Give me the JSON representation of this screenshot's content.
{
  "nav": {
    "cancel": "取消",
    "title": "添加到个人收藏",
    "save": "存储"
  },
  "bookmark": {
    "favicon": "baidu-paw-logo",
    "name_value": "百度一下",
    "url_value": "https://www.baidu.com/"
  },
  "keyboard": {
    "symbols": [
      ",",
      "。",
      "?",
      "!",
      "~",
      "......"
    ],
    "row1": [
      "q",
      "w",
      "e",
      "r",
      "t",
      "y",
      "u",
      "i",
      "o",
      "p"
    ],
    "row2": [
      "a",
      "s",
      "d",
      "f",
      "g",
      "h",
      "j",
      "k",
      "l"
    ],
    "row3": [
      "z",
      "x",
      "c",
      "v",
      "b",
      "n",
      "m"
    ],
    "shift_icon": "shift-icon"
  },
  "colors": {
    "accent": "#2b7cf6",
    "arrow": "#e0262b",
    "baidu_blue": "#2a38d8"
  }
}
_ _ _ _ _
Copy out the material above in its entirety. Every detail must match.

Give me the JSON representation of this screenshot's content.
{
  "nav": {
    "cancel": "取消",
    "title": "添加到个人收藏",
    "save": "存储"
  },
  "bookmark": {
    "favicon": "baidu-paw-logo",
    "name_value": "百度一下",
    "url_value": "https://www.baidu.com/"
  },
  "keyboard": {
    "symbols": [
      ",",
      "。",
      "?",
      "!",
      "~",
      "......"
    ],
    "row1": [
      "q",
      "w",
      "e",
      "r",
      "t",
      "y",
      "u",
      "i",
      "o",
      "p"
    ],
    "row2": [
      "a",
      "s",
      "d",
      "f",
      "g",
      "h",
      "j",
      "k",
      "l"
    ],
    "row3": [
      "z",
      "x",
      "c",
      "v",
      "b",
      "n",
      "m"
    ],
    "shift_icon": "shift-icon"
  },
  "colors": {
    "accent": "#2b7cf6",
    "arrow": "#e0262b",
    "baidu_blue": "#2a38d8"
  }
}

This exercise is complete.